**Data for this task:**

◆ ◆ ◆

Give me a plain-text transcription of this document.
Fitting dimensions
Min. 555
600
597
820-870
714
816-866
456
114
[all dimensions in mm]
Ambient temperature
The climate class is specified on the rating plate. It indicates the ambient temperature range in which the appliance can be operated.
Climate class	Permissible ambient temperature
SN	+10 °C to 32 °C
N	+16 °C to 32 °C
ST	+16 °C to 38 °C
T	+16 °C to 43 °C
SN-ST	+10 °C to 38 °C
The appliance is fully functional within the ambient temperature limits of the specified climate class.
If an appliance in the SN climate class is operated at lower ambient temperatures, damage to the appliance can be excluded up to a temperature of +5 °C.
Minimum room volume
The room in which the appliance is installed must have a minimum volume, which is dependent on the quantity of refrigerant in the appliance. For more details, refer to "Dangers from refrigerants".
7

◆ ◆ ◆

**Instruction:** Look through the listing above and count the lines where the string "dimensions" appears. Report the number only.

**Solution:** 2